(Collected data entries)
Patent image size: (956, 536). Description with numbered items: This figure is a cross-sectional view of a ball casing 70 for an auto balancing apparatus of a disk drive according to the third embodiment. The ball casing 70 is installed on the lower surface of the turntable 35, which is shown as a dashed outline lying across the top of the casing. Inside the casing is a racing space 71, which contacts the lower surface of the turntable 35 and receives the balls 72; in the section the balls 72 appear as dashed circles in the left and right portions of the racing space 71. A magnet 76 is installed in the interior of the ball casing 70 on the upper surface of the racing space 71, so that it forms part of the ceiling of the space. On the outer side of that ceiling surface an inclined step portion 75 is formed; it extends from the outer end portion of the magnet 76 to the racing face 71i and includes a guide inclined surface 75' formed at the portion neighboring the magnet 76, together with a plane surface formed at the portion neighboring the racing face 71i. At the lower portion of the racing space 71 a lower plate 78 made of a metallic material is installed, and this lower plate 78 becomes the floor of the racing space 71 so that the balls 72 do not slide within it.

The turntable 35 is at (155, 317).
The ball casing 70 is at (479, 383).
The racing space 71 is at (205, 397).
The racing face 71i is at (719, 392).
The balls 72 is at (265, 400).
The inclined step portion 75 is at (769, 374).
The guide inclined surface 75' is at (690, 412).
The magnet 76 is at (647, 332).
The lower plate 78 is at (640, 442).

§ **The request**: Give all of the entries above as a two-column CSV with the columns entry_text and entry_answer, one row per entry. Put each entry's text and its answer in their own quoted fields, with line breaks turned into spaces.

§ **Written solution**:
entry_text,entry_answer
"Patent image size: (956, 536). Description with numbered items: This figure is a cross-sectional view of a ball casing 70 for an auto balancing apparatus of a disk drive according to the third embodiment. The ball casing 70 is installed on the lower surface of the turntable 35, which is shown as a dashed outline lying across the top of the casing. Inside the casing is a racing space 71, which contacts the lower surface of the turntable 35 and receives the balls 72; in the section the balls 72 appear as dashed circles in the left and right portions of the racing space 71. A magnet 76 is installed in the interior of the ball casing 70 on the upper surface of the racing space 71, so that it forms part of the ceiling of the space. On the outer side of that ceiling surface an inclined step portion 75 is formed; it extends from the outer end portion of the magnet 76 to the racing face 71i and includes a guide inclined surface 75' formed at the portion neighboring the magnet 76, together with a plane surface formed at the portion neighboring the racing face 71i. At the lower portion of the racing space 71 a lower plate 78 made of a metallic material is installed, and this lower plate 78 becomes the floor of the racing space 71 so that the balls 72 do not slide within it.","The turntable 35 is at (155, 317). The ball casing 70 is at (479, 383). The racing space 71 is at (205, 397). The racing face 71i is at (719, 392). The balls 72 is at (265, 400). The inclined step portion 75 is at (769, 374). The guide inclined surface 75' is at (690, 412). The magnet 76 is at (647, 332). The lower plate 78 is at (640, 442)."